▶ STATED PROBLEM: Repeat the entire listing exactly as written.

[Saved data entries]
####

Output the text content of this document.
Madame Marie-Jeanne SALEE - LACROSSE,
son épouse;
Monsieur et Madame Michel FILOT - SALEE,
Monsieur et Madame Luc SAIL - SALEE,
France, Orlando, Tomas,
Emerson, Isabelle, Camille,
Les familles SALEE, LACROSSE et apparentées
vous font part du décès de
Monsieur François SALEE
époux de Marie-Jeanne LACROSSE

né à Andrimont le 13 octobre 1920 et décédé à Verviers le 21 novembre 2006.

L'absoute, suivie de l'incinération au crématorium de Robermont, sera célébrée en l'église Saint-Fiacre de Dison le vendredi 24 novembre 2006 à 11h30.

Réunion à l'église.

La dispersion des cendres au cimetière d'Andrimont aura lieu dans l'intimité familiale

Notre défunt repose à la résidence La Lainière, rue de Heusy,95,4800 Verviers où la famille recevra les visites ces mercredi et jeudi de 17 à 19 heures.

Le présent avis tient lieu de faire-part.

####

▶ REPLY:
Output the text content of this document.
Madame Marie-Jeanne SALEE - LACROSSE,
son épouse;
Monsieur et Madame Michel FILOT - SALEE,
Monsieur et Madame Luc SAIL - SALEE,
France, Orlando, Tomas,
Emerson, Isabelle, Camille,
Les familles SALEE, LACROSSE et apparentées
vous font part du décès de
Monsieur François SALEE
époux de Marie-Jeanne LACROSSE

né à Andrimont le 13 octobre 1920 et décédé à Verviers le 21 novembre 2006.

L'absoute, suivie de l'incinération au crématorium de Robermont, sera célébrée en l'église Saint-Fiacre de Dison le vendredi 24 novembre 2006 à 11h30.

Réunion à l'église.

La dispersion des cendres au cimetière d'Andrimont aura lieu dans l'intimité familiale

Notre défunt repose à la résidence La Lainière, rue de Heusy,95,4800 Verviers où la famille recevra les visites ces mercredi et jeudi de 17 à 19 heures.

Le présent avis tient lieu de faire-part.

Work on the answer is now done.